Copy each line of the entries that contains the word "name".

(Stored data entries)
# # # # #

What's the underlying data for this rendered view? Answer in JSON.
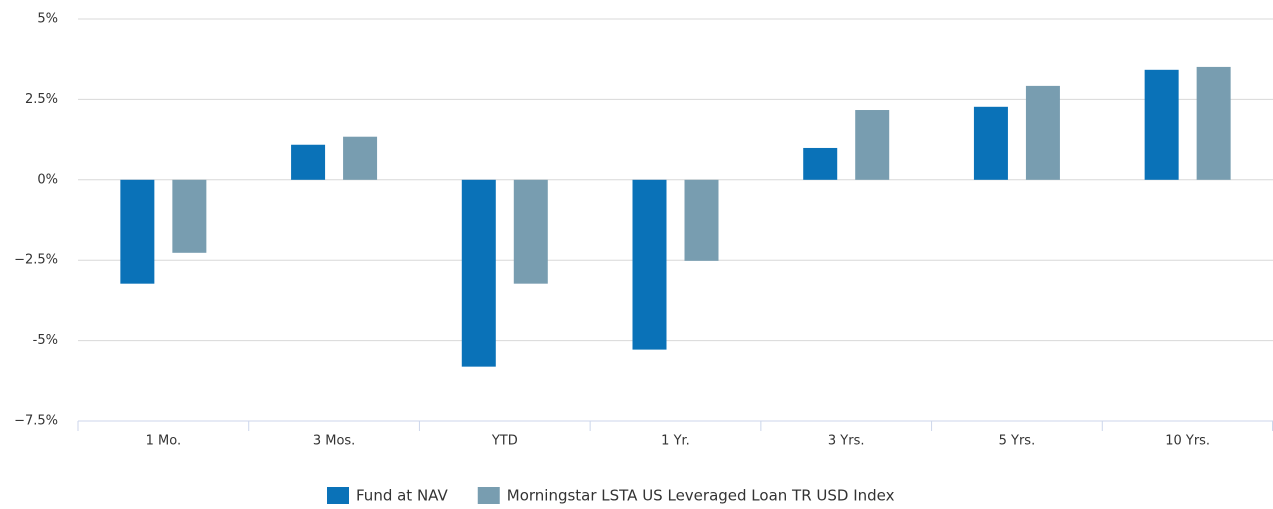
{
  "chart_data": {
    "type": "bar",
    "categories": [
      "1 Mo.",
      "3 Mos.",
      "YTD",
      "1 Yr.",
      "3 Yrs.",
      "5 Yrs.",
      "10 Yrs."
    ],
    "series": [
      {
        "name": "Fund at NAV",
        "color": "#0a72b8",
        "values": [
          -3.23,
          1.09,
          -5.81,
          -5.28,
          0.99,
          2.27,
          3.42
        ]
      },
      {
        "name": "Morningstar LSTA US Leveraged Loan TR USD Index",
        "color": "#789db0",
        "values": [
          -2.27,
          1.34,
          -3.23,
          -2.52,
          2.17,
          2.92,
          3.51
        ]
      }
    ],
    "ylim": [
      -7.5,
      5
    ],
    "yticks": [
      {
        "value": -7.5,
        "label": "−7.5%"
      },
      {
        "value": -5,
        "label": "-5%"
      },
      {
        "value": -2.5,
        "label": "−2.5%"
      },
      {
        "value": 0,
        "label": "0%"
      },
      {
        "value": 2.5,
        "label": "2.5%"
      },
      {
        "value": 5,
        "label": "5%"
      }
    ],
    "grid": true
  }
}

# # # # #

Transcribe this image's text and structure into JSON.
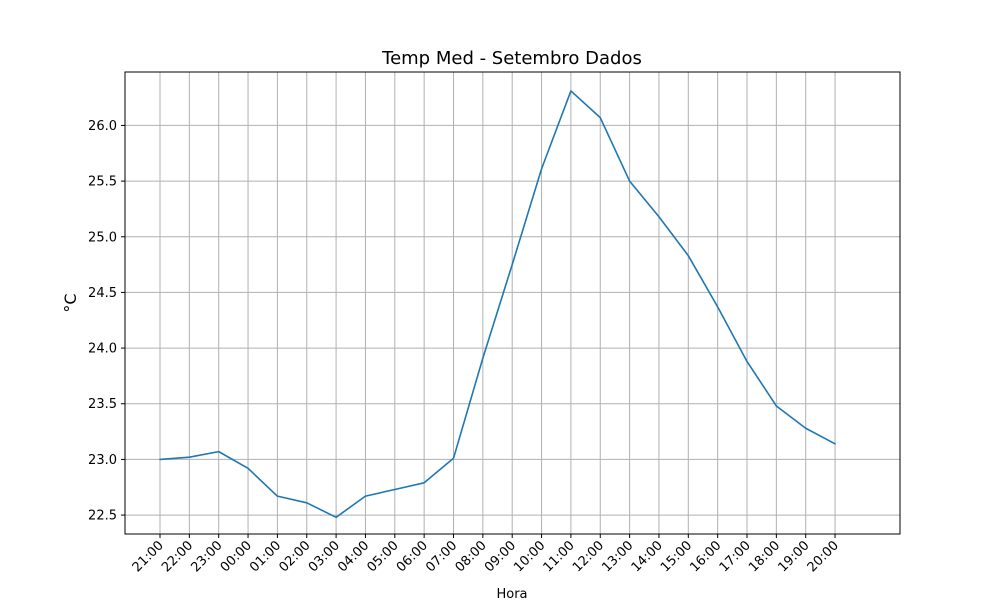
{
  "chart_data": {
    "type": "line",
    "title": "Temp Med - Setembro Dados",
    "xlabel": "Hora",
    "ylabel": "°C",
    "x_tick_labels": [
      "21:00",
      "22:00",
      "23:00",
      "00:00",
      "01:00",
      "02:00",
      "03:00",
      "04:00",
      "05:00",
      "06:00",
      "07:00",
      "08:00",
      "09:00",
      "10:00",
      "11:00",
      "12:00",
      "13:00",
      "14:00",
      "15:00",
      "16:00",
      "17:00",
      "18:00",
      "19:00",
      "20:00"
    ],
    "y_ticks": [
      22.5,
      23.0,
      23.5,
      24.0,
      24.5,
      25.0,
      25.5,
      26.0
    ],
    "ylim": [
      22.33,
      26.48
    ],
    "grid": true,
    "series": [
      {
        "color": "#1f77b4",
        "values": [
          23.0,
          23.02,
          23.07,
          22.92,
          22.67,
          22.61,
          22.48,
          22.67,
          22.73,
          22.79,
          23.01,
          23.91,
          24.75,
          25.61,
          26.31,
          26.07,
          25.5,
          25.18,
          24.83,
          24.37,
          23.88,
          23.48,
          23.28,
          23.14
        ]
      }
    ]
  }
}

# # # # #

## SOLUTION
        "name": "Fund at NAV",
        "name": "Morningstar LSTA US Leveraged Loan TR USD Index",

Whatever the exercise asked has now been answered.